→ **EN QUÉ CONSISTE**: Edita la parte del material que va desde el principio hasta la línea que contiene "total-row: Total 7,240", ambas incluidas, y cambia "hhds" por "households" cada vez que aparezca, sin tocar nada más. Devuelve solo esas líneas.

___ EXTRACTOS DE DATOS

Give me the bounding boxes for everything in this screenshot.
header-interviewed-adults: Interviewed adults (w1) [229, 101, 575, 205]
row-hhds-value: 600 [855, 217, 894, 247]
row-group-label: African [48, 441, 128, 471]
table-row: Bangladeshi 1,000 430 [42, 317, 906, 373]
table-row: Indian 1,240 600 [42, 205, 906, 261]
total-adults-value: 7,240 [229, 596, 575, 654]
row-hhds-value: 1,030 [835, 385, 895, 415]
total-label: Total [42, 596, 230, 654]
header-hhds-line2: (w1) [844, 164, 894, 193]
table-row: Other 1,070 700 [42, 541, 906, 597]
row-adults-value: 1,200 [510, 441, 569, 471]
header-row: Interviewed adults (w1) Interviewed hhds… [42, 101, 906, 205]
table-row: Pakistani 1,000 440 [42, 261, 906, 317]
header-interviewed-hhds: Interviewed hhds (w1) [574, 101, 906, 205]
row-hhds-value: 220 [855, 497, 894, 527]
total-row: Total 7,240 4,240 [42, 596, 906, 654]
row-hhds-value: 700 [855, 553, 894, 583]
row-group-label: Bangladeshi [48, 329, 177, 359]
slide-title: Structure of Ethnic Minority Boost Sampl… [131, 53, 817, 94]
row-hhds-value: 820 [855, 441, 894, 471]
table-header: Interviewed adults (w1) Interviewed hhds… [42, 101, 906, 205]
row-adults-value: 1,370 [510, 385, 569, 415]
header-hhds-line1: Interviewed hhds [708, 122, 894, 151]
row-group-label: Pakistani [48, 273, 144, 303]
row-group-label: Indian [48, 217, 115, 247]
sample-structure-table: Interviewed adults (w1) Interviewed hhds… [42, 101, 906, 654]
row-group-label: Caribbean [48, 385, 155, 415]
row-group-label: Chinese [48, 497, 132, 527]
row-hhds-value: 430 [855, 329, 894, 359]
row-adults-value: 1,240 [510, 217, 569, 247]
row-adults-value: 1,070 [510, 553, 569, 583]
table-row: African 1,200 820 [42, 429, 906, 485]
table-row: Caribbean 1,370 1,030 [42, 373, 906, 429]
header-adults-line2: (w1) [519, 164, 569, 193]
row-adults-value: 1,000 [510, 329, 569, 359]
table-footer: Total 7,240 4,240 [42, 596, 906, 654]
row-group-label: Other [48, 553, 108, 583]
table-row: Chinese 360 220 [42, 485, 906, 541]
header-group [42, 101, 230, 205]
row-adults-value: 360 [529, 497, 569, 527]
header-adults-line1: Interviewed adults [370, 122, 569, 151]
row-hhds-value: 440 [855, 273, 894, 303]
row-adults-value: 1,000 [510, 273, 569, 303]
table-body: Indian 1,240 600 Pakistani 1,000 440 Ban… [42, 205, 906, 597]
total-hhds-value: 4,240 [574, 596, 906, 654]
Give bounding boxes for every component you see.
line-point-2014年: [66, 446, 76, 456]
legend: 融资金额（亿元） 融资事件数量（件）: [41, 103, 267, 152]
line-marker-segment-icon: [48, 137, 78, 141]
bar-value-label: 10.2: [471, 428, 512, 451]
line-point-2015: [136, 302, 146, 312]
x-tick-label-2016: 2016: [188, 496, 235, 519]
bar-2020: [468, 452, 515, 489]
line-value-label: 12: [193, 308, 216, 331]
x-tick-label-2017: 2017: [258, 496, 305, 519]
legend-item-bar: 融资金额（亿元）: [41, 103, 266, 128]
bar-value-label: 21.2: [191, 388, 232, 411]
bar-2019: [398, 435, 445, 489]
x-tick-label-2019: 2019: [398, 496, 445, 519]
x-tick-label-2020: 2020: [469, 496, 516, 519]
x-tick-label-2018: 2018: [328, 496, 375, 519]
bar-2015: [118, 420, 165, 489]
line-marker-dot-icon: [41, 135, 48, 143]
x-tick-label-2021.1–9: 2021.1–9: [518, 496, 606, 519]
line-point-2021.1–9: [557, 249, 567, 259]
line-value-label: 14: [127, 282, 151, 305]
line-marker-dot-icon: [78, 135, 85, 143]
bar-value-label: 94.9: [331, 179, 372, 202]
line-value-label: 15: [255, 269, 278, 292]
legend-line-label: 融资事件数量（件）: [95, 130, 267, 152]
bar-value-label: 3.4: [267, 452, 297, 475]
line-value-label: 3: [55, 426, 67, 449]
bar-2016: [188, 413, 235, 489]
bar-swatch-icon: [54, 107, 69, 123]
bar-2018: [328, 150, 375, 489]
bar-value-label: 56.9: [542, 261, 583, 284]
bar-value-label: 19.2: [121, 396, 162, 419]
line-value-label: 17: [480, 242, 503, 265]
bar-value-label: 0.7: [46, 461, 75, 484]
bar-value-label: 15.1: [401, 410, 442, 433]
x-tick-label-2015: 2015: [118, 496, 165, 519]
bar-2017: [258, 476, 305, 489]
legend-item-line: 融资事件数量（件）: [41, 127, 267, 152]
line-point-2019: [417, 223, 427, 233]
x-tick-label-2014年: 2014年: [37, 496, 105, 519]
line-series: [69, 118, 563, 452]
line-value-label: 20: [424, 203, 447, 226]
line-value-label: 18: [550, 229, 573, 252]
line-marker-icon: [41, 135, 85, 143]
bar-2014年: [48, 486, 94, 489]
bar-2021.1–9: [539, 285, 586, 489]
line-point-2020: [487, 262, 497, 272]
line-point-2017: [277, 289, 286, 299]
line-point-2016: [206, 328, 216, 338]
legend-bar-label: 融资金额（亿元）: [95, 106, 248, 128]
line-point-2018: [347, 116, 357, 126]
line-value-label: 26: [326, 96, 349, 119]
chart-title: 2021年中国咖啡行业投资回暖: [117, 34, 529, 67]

______

→ **RESPUESTA ESPERADA**:
Give me the bounding boxes for everything in this screenshot.
header-interviewed-adults: Interviewed adults (w1) [229, 101, 575, 205]
row-households-value: 600 [855, 217, 894, 247]
row-group-label: African [48, 441, 128, 471]
table-row: Bangladeshi 1,000 430 [42, 317, 906, 373]
table-row: Indian 1,240 600 [42, 205, 906, 261]
total-adults-value: 7,240 [229, 596, 575, 654]
row-households-value: 1,030 [835, 385, 895, 415]
total-label: Total [42, 596, 230, 654]
header-households-line2: (w1) [844, 164, 894, 193]
table-row: Other 1,070 700 [42, 541, 906, 597]
row-adults-value: 1,200 [510, 441, 569, 471]
header-row: Interviewed adults (w1) Interviewed households… [42, 101, 906, 205]
table-row: Pakistani 1,000 440 [42, 261, 906, 317]
header-interviewed-households: Interviewed households (w1) [574, 101, 906, 205]
row-households-value: 220 [855, 497, 894, 527]
total-row: Total 7,240 4,240 [42, 596, 906, 654]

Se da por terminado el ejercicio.